[Source records]
---

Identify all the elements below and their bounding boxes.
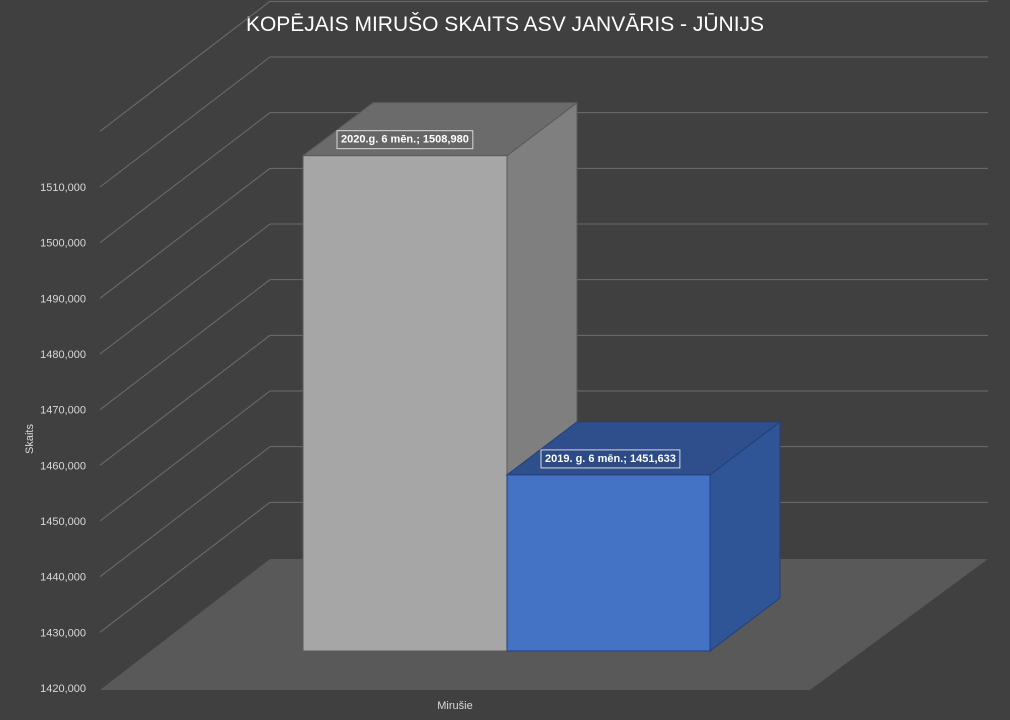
gridline-side [99,501,271,633]
y-tick-label: 1500,000 [40,238,86,250]
y-tick-label: 1430,000 [40,627,86,639]
gridline-side [99,223,271,355]
gridline-side [99,279,271,411]
data-label-text: 2019. g. 6 mēn.; 1451,633 [545,453,676,465]
gridline-side [99,334,271,466]
gridline-side [99,446,271,578]
gridline-side [99,56,271,188]
gridline-side [99,112,271,244]
y-axis-ticks: 1420,000 1430,000 1440,000 1450,000 1460,000… [40,182,86,695]
y-tick-label: 1440,000 [40,572,86,584]
gridline-side [99,167,271,299]
y-tick-label: 1420,000 [40,683,86,695]
data-labels: 2020.g. 6 mēn.; 1508,980 2019. g. 6 mēn.;… [336,130,681,469]
data-label-box [540,449,681,469]
gridline-side [99,390,271,522]
bars [301,101,782,653]
y-tick-label: 1510,000 [40,182,86,194]
bar-front-face [506,474,711,652]
y-tick-label: 1470,000 [40,405,86,417]
x-axis-title: Mirušie [437,700,472,712]
chart-title: KOPĒJAIS MIRUŠO SKAITS ASV JANVĀRIS - JŪ… [246,13,764,36]
y-tick-label: 1460,000 [40,460,86,472]
data-label-text: 2020.g. 6 mēn.; 1508,980 [341,134,469,146]
y-axis-title: Skaits [24,424,36,454]
bar-2019 [505,420,782,653]
bar-front-face [302,155,508,652]
data-label-box [336,130,474,150]
data-label-2019: 2019. g. 6 mēn.; 1451,633 [540,449,681,469]
y-tick-label: 1490,000 [40,293,86,305]
y-tick-label: 1480,000 [40,349,86,361]
gridline-side [99,0,271,132]
y-tick-label: 1450,000 [40,516,86,528]
data-label-2020: 2020.g. 6 mēn.; 1508,980 [336,130,474,150]
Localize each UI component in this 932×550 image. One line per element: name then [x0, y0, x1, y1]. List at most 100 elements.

---

_Exercise requirements_
Copy out every line of the records above word for word, omitting the pictures.

_Task output_
Identify all the elements below and their bounding boxes.
gridline-side [99,501,271,633]
y-tick-label: 1500,000 [40,238,86,250]
y-tick-label: 1430,000 [40,627,86,639]
gridline-side [99,223,271,355]
gridline-side [99,279,271,411]
data-label-text: 2019. g. 6 mēn.; 1451,633 [545,453,676,465]
gridline-side [99,334,271,466]
gridline-side [99,446,271,578]
gridline-side [99,56,271,188]
gridline-side [99,112,271,244]
y-axis-ticks: 1420,000 1430,000 1440,000 1450,000 1460,000… [40,182,86,695]
y-tick-label: 1440,000 [40,572,86,584]
gridline-side [99,167,271,299]
y-tick-label: 1420,000 [40,683,86,695]
data-labels: 2020.g. 6 mēn.; 1508,980 2019. g. 6 mēn.;… [336,130,681,469]
data-label-box [540,449,681,469]
gridline-side [99,390,271,522]
bars [301,101,782,653]
y-tick-label: 1510,000 [40,182,86,194]
bar-front-face [506,474,711,652]
y-tick-label: 1470,000 [40,405,86,417]
x-axis-title: Mirušie [437,700,472,712]
chart-title: KOPĒJAIS MIRUŠO SKAITS ASV JANVĀRIS - JŪ… [246,13,764,36]
y-tick-label: 1460,000 [40,460,86,472]
data-label-text: 2020.g. 6 mēn.; 1508,980 [341,134,469,146]
y-axis-title: Skaits [24,424,36,454]
bar-2019 [505,420,782,653]
bar-front-face [302,155,508,652]
data-label-box [336,130,474,150]
data-label-2019: 2019. g. 6 mēn.; 1451,633 [540,449,681,469]
y-tick-label: 1490,000 [40,293,86,305]
y-tick-label: 1480,000 [40,349,86,361]
gridline-side [99,0,271,132]
y-tick-label: 1450,000 [40,516,86,528]
data-label-2020: 2020.g. 6 mēn.; 1508,980 [336,130,474,150]
Localize each UI component in this 932×550 image. One line per element: name then [x0, y0, x1, y1]. List at most 100 elements.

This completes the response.